** begin Supplied material **

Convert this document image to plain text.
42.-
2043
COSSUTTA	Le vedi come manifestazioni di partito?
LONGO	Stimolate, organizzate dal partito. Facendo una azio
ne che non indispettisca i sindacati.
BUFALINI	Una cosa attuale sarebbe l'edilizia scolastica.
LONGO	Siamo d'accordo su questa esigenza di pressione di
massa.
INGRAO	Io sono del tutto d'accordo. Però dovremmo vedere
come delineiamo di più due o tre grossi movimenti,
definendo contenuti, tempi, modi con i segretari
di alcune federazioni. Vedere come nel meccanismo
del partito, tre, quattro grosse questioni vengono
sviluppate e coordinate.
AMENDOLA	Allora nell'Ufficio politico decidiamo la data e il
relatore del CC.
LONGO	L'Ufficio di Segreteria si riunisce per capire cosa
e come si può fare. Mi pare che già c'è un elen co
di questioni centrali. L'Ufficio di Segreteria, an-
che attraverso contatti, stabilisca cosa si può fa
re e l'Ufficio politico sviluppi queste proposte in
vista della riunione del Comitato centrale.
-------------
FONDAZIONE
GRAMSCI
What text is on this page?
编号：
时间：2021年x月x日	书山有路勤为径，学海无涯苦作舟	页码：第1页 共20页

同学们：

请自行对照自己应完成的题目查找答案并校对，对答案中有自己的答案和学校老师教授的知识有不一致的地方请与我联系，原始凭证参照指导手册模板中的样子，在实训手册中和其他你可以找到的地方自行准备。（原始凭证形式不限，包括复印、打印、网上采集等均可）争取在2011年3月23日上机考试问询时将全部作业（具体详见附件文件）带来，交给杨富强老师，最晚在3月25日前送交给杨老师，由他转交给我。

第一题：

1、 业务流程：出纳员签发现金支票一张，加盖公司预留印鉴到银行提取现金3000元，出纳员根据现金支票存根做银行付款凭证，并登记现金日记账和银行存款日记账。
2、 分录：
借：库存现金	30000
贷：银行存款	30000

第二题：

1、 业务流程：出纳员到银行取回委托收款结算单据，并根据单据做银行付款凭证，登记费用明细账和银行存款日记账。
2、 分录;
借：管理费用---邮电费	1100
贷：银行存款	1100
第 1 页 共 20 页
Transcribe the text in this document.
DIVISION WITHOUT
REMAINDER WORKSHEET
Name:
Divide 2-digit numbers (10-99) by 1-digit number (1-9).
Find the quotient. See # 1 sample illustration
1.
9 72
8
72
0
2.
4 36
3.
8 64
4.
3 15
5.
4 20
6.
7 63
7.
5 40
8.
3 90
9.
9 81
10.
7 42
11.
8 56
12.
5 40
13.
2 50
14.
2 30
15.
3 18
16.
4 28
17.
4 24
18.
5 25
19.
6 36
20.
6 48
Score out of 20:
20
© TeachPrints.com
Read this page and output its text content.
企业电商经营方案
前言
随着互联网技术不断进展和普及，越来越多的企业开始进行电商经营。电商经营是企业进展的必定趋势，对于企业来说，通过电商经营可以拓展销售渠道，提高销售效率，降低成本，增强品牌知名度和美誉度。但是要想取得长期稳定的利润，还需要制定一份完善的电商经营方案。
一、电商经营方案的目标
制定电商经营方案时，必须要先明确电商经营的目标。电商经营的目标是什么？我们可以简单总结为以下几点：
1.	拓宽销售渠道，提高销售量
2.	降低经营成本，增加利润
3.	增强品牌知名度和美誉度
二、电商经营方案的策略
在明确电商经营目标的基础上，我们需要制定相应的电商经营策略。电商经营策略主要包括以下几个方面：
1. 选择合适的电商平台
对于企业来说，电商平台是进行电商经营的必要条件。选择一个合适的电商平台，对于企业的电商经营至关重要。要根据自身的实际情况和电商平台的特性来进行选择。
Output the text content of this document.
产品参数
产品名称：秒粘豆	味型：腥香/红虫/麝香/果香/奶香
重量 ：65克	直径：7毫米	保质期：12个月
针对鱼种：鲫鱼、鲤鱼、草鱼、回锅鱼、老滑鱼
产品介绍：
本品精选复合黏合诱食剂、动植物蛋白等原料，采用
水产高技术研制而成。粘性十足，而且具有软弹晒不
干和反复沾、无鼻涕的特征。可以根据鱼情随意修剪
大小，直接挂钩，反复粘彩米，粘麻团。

** end Supplied material **

**Exercise aim:** Extract the full listing and reproduce each line exactly.

**Solution for this exercise:**
Convert this document image to plain text.
42.-
2043
COSSUTTA	Le vedi come manifestazioni di partito?
LONGO	Stimolate, organizzate dal partito. Facendo una azio
ne che non indispettisca i sindacati.
BUFALINI	Una cosa attuale sarebbe l'edilizia scolastica.
LONGO	Siamo d'accordo su questa esigenza di pressione di
massa.
INGRAO	Io sono del tutto d'accordo. Però dovremmo vedere
come delineiamo di più due o tre grossi movimenti,
definendo contenuti, tempi, modi con i segretari
di alcune federazioni. Vedere come nel meccanismo
del partito, tre, quattro grosse questioni vengono
sviluppate e coordinate.
AMENDOLA	Allora nell'Ufficio politico decidiamo la data e il
relatore del CC.
LONGO	L'Ufficio di Segreteria si riunisce per capire cosa
e come si può fare. Mi pare che già c'è un elen co
di questioni centrali. L'Ufficio di Segreteria, an-
che attraverso contatti, stabilisca cosa si può fa
re e l'Ufficio politico sviluppi queste proposte in
vista della riunione del Comitato centrale.
-------------
FONDAZIONE
GRAMSCI
What text is on this page?
编号：
时间：2021年x月x日	书山有路勤为径，学海无涯苦作舟	页码：第1页 共20页

同学们：

请自行对照自己应完成的题目查找答案并校对，对答案中有自己的答案和学校老师教授的知识有不一致的地方请与我联系，原始凭证参照指导手册模板中的样子，在实训手册中和其他你可以找到的地方自行准备。（原始凭证形式不限，包括复印、打印、网上采集等均可）争取在2011年3月23日上机考试问询时将全部作业（具体详见附件文件）带来，交给杨富强老师，最晚在3月25日前送交给杨老师，由他转交给我。

第一题：

1、 业务流程：出纳员签发现金支票一张，加盖公司预留印鉴到银行提取现金3000元，出纳员根据现金支票存根做银行付款凭证，并登记现金日记账和银行存款日记账。
2、 分录：
借：库存现金	30000
贷：银行存款	30000

第二题：

1、 业务流程：出纳员到银行取回委托收款结算单据，并根据单据做银行付款凭证，登记费用明细账和银行存款日记账。
2、 分录;
借：管理费用---邮电费	1100
贷：银行存款	1100
第 1 页 共 20 页
Transcribe the text in this document.
DIVISION WITHOUT
REMAINDER WORKSHEET
Name:
Divide 2-digit numbers (10-99) by 1-digit number (1-9).
Find the quotient. See # 1 sample illustration
1.
9 72
8
72
0
2.
4 36
3.
8 64
4.
3 15
5.
4 20
6.
7 63
7.
5 40
8.
3 90
9.
9 81
10.
7 42
11.
8 56
12.
5 40
13.
2 50
14.
2 30
15.
3 18
16.
4 28
17.
4 24
18.
5 25
19.
6 36
20.
6 48
Score out of 20:
20
© TeachPrints.com
Read this page and output its text content.
企业电商经营方案
前言
随着互联网技术不断进展和普及，越来越多的企业开始进行电商经营。电商经营是企业进展的必定趋势，对于企业来说，通过电商经营可以拓展销售渠道，提高销售效率，降低成本，增强品牌知名度和美誉度。但是要想取得长期稳定的利润，还需要制定一份完善的电商经营方案。
一、电商经营方案的目标
制定电商经营方案时，必须要先明确电商经营的目标。电商经营的目标是什么？我们可以简单总结为以下几点：
1.	拓宽销售渠道，提高销售量
2.	降低经营成本，增加利润
3.	增强品牌知名度和美誉度
二、电商经营方案的策略
在明确电商经营目标的基础上，我们需要制定相应的电商经营策略。电商经营策略主要包括以下几个方面：
1. 选择合适的电商平台
对于企业来说，电商平台是进行电商经营的必要条件。选择一个合适的电商平台，对于企业的电商经营至关重要。要根据自身的实际情况和电商平台的特性来进行选择。
Output the text content of this document.
产品参数
产品名称：秒粘豆	味型：腥香/红虫/麝香/果香/奶香
重量 ：65克	直径：7毫米	保质期：12个月
针对鱼种：鲫鱼、鲤鱼、草鱼、回锅鱼、老滑鱼
产品介绍：
本品精选复合黏合诱食剂、动植物蛋白等原料，采用
水产高技术研制而成。粘性十足，而且具有软弹晒不
干和反复沾、无鼻涕的特征。可以根据鱼情随意修剪
大小，直接挂钩，反复粘彩米，粘麻团。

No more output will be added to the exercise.